What the task requires
Copy each line where the word "الميزان" occurs.
==============================
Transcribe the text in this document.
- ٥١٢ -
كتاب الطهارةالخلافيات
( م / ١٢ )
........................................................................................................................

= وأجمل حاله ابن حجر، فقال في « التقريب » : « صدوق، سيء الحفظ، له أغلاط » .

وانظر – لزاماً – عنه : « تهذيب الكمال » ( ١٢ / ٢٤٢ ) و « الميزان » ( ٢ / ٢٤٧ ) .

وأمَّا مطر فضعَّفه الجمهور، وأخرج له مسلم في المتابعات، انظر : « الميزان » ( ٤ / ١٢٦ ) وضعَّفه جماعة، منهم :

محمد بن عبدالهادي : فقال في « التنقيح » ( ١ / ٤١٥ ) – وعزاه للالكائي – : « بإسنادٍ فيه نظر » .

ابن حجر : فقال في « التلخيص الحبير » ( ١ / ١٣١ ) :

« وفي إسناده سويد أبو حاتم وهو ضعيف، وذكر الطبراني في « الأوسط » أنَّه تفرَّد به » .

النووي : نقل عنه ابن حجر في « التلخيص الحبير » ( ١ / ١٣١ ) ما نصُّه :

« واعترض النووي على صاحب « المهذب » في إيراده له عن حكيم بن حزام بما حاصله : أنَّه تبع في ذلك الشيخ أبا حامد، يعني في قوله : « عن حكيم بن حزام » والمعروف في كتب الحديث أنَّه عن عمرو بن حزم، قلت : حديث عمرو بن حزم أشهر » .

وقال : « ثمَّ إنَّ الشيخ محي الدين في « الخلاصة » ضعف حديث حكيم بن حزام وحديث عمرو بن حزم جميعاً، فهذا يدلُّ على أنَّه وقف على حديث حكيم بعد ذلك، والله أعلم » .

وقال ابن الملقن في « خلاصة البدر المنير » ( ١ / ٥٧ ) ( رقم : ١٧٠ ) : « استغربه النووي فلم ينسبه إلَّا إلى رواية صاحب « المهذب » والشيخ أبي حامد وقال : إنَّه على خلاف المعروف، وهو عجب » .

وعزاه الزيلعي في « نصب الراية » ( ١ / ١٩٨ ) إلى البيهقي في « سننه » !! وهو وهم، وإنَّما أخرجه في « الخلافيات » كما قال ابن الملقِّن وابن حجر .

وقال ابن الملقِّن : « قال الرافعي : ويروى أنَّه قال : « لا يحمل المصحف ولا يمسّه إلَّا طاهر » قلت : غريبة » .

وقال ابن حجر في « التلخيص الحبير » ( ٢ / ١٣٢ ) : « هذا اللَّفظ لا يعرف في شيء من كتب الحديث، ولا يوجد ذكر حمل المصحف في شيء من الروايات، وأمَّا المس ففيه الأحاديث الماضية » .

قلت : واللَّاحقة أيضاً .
==============================
Final result
وانظر – لزاماً – عنه : « تهذيب الكمال » ( ١٢ / ٢٤٢ ) و « الميزان » ( ٢ / ٢٤٧ ) .
وأمَّا مطر فضعَّفه الجمهور، وأخرج له مسلم في المتابعات، انظر : « الميزان » ( ٤ / ١٢٦ ) وضعَّفه جماعة، منهم :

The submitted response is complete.